Directions:
Report each line of the data that includes the word "Light".

Material supplied:
+--

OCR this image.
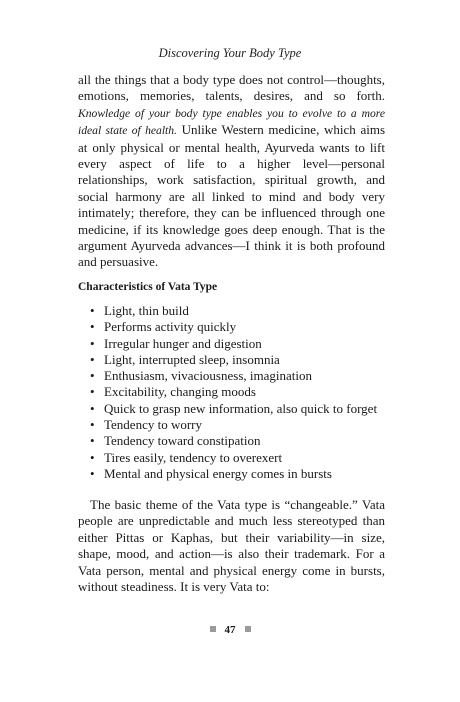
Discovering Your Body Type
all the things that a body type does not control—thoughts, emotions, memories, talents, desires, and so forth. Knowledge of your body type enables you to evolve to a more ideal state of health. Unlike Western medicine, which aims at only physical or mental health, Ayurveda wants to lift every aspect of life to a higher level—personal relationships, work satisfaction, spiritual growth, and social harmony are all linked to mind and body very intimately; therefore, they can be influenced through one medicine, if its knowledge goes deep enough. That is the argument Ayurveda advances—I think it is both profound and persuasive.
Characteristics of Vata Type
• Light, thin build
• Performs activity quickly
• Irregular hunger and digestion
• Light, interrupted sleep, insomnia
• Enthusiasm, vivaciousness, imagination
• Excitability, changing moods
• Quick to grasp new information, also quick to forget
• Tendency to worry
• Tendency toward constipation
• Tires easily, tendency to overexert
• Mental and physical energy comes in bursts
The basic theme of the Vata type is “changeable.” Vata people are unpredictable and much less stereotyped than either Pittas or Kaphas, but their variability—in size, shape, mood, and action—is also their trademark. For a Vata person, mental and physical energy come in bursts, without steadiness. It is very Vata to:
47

+--

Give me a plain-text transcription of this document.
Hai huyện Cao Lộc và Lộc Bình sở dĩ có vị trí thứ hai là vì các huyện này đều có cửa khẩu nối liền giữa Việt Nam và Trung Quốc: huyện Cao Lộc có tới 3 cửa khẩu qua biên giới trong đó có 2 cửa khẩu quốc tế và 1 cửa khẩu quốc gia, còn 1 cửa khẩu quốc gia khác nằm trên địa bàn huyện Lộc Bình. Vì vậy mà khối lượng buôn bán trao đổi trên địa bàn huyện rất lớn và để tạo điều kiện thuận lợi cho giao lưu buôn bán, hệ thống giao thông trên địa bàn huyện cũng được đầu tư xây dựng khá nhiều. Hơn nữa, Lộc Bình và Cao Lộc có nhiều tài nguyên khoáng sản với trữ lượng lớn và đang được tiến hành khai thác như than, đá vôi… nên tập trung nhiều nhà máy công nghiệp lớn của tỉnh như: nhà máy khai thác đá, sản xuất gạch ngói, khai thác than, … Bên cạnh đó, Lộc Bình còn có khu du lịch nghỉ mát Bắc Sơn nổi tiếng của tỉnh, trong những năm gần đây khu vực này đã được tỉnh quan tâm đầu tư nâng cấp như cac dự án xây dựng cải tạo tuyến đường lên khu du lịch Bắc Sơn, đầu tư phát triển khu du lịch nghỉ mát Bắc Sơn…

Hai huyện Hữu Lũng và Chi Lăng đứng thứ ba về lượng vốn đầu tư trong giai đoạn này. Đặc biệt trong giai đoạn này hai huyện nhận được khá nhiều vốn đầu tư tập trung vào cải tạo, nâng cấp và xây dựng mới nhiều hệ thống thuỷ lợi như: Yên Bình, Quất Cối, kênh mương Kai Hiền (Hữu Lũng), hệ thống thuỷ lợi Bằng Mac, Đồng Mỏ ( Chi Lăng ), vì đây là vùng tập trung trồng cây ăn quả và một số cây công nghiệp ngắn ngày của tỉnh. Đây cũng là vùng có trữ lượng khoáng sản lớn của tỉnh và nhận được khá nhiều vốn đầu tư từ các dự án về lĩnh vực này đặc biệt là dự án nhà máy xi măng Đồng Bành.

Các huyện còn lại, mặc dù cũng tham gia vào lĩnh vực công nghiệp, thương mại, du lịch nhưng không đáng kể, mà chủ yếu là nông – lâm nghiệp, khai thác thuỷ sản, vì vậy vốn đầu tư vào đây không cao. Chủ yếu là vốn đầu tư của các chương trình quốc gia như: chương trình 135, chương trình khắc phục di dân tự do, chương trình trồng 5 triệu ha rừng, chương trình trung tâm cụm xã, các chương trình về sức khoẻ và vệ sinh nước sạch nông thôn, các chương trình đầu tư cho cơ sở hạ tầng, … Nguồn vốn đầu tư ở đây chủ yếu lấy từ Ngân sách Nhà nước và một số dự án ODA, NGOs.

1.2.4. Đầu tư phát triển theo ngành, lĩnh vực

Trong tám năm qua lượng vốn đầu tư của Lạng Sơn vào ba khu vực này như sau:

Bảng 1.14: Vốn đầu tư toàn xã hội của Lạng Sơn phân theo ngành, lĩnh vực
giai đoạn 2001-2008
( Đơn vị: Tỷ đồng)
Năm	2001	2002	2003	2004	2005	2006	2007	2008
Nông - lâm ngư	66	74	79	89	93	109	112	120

+--

Correct response:
• Light, thin build
• Light, interrupted sleep, insomnia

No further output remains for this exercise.